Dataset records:
--

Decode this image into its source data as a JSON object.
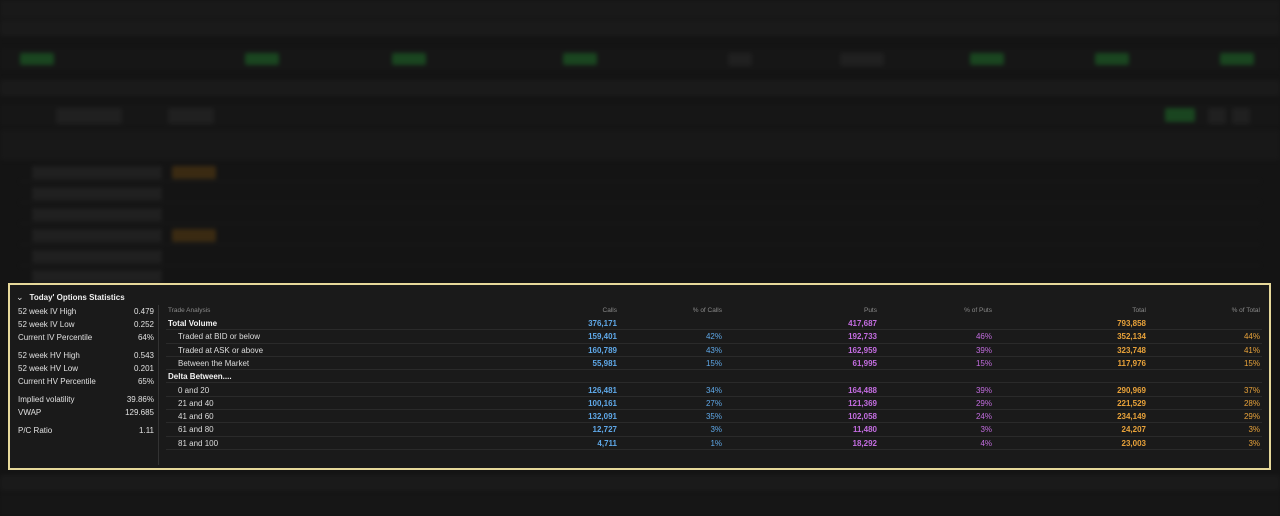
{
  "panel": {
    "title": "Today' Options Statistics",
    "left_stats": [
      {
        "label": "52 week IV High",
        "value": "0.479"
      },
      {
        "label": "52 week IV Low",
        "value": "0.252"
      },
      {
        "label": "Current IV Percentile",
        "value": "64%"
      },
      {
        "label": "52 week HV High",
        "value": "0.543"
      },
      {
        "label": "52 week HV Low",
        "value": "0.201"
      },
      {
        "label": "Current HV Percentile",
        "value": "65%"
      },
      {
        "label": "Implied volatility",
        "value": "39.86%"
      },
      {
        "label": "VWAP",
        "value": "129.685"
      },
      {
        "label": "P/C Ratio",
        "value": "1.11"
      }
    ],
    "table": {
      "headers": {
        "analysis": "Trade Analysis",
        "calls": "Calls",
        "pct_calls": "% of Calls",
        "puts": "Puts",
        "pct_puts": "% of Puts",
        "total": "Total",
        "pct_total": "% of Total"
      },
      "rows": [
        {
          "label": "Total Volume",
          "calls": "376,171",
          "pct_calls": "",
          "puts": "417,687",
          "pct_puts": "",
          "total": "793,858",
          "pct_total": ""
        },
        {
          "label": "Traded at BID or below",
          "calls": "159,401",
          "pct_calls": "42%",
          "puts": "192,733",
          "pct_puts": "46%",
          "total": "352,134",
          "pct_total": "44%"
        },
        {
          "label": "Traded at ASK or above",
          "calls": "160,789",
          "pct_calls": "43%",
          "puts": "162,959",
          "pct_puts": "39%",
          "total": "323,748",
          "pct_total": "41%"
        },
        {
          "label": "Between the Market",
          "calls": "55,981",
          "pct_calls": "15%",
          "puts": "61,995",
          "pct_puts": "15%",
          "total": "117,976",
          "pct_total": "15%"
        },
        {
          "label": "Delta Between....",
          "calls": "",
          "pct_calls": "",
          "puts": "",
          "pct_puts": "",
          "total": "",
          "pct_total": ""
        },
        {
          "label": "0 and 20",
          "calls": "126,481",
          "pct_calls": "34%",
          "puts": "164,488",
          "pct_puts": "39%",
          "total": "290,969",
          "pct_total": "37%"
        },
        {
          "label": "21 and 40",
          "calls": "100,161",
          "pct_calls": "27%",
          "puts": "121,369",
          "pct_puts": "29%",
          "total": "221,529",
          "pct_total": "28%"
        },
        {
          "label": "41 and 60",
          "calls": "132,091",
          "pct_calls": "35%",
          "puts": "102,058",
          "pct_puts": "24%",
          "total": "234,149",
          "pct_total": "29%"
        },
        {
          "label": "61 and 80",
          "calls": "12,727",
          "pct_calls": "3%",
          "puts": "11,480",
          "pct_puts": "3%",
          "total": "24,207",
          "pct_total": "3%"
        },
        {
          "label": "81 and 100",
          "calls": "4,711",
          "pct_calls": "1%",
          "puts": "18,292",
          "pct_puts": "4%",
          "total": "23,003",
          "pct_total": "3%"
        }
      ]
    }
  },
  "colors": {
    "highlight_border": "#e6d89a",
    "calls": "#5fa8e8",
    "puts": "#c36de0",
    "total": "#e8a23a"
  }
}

--

§ **EXERCISE AIM**: Work out the number of lines above that include the string "Current" and write only that number.

§ **SOLUTION BELOW**: 2